* [Extracted lines]
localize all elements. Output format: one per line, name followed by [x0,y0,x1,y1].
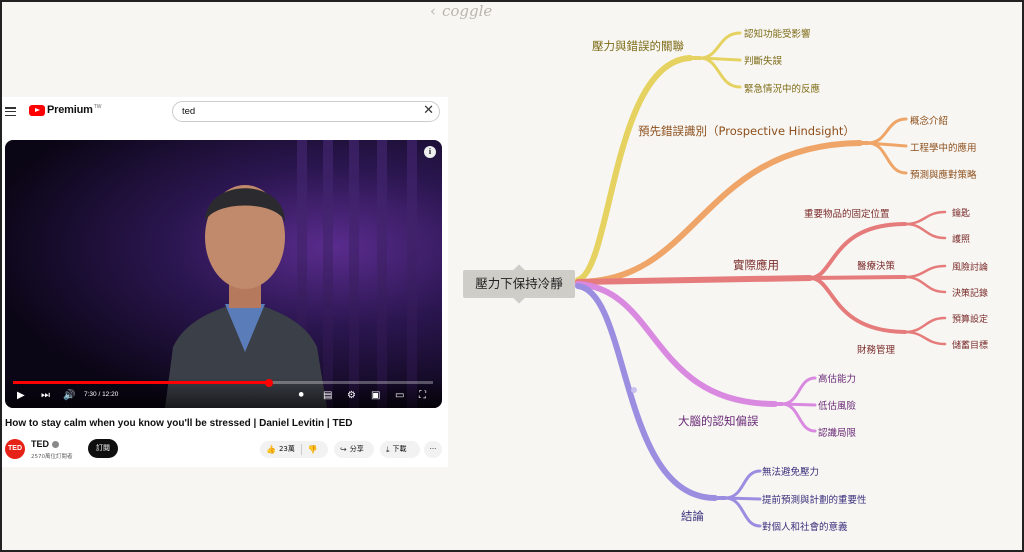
download-icon: ⤓ [386,445,390,454]
separator [300,444,302,455]
youtube-brand: Premium [47,104,93,116]
miniplayer-icon[interactable]: ▣ [371,390,380,402]
share-button[interactable]: ↪ 分享 [334,441,374,458]
youtube-panel: Premium TW ted ✕ i ▶ ⏭ 🔊 7:30 / 12:20 ⚫ … [0,97,448,467]
play-icon[interactable]: ▶ [17,390,25,402]
node-cognitive-impact[interactable]: 認知功能受影響 [744,26,811,40]
node-overestimate-ability[interactable]: 高估能力 [818,371,856,385]
timecode: 7:30 / 12:20 [84,391,119,398]
progress-fill [13,381,270,384]
node-decision-record[interactable]: 決策記錄 [952,286,988,299]
node-plan-importance[interactable]: 提前預測與計劃的重要性 [762,492,867,506]
stage-light [407,140,417,408]
youtube-logo[interactable]: Premium TW [29,104,101,116]
node-risk-discussion[interactable]: 風險討論 [952,260,988,273]
branch-practical-use[interactable]: 實際應用 [733,257,779,273]
node-budget[interactable]: 預算設定 [952,312,988,325]
autoplay-toggle-icon[interactable]: ⚫ [297,390,305,402]
like-count[interactable]: 23萬 [279,441,295,458]
channel-avatar[interactable]: TED [5,439,25,459]
thumbs-up-icon[interactable]: 👍 [266,441,276,458]
back-chevron-icon[interactable]: ‹ [430,2,436,20]
subscriber-count: 2570萬位訂閱者 [31,454,73,460]
central-node[interactable]: 壓力下保持冷靜 [463,270,575,298]
node-passport[interactable]: 護照 [952,232,970,245]
speaker-figure [165,185,327,408]
channel-name[interactable]: TED [31,439,49,449]
node-financial-management[interactable]: 財務管理 [857,342,895,356]
verified-icon [52,441,59,449]
like-dislike-group: 👍 23萬 👎 [260,441,328,458]
youtube-topbar: Premium TW ted ✕ [0,97,448,127]
info-icon[interactable]: i [424,146,436,158]
volume-icon[interactable]: 🔊 [63,390,75,402]
node-prediction-strategy[interactable]: 預測與應對策略 [910,167,977,181]
node-underestimate-risk[interactable]: 低估風險 [818,398,856,412]
subtitles-icon[interactable]: ▤ [323,390,332,402]
branch-cognitive-bias[interactable]: 大腦的認知偏誤 [678,413,759,429]
settings-gear-icon[interactable]: ⚙ [347,390,356,402]
node-fixed-places[interactable]: 重要物品的固定位置 [804,206,890,220]
subscribe-button[interactable]: 訂閱 [88,439,118,458]
branch-conclusion[interactable]: 結論 [681,508,704,524]
thumbs-down-icon[interactable]: 👎 [308,441,318,458]
menu-icon[interactable] [5,107,16,117]
branch-stress-errors-lines [575,31,742,283]
share-label: 分享 [349,445,364,453]
stage-light [349,140,359,408]
next-icon[interactable]: ⏭ [41,390,50,402]
search-input[interactable]: ted ✕ [172,101,440,122]
youtube-play-logo-icon [29,104,45,116]
branch-practical-lines [575,210,947,346]
branch-prospective-hindsight[interactable]: 預先錯誤識別（Prospective Hindsight） [638,123,855,139]
node-medical-decisions[interactable]: 醫療決策 [857,258,895,272]
more-actions-button[interactable]: ··· [424,441,442,458]
video-title: How to stay calm when you know you'll be… [5,418,353,429]
branch-bias-lines [575,281,817,433]
download-label: 下載 [392,445,407,453]
search-query[interactable]: ted [182,106,195,117]
region-code: TW [93,103,102,110]
node-concept-intro[interactable]: 概念介紹 [910,113,948,127]
node-savings-goal[interactable]: 儲蓄目標 [952,338,988,351]
share-icon: ↪ [340,445,347,454]
channel-name-wrap[interactable]: TED [31,439,59,449]
node-know-limits[interactable]: 認識局限 [818,425,856,439]
node-misjudgment[interactable]: 判斷失誤 [744,53,782,67]
node-keys[interactable]: 鑰匙 [952,206,970,219]
more-icon: ··· [429,445,437,453]
node-stress-unavoidable[interactable]: 無法避免壓力 [762,464,819,478]
branch-conclusion-lines [575,283,762,528]
player-controls: ▶ ⏭ 🔊 7:30 / 12:20 ⚫ ▤ ⚙ ▣ ▭ ⛶ [5,378,442,408]
theater-mode-icon[interactable]: ▭ [395,390,404,402]
download-button[interactable]: ⤓ 下載 [380,441,420,458]
node-social-meaning[interactable]: 對個人和社會的意義 [762,519,848,533]
node-engineering-use[interactable]: 工程學中的應用 [910,140,977,154]
coggle-wordmark: coggle [442,2,493,20]
clear-search-icon[interactable]: ✕ [423,103,434,118]
coggle-logo[interactable]: ‹ coggle [430,2,492,20]
stage-light [377,140,387,408]
progress-knob[interactable] [265,378,274,387]
node-emergency-response[interactable]: 緊急情況中的反應 [744,81,820,95]
branch-stress-errors[interactable]: 壓力與錯誤的關聯 [592,38,684,54]
progress-bar[interactable] [13,378,433,387]
video-player[interactable]: i ▶ ⏭ 🔊 7:30 / 12:20 ⚫ ▤ ⚙ ▣ ▭ ⛶ [5,140,442,408]
fullscreen-icon[interactable]: ⛶ [419,390,426,402]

* [Written task] List each line above that contains the string "like". Case counts.

* [Solution]
like-count[interactable]: 23萬 [279,441,295,458]
like-dislike-group: 👍 23萬 👎 [260,441,328,458]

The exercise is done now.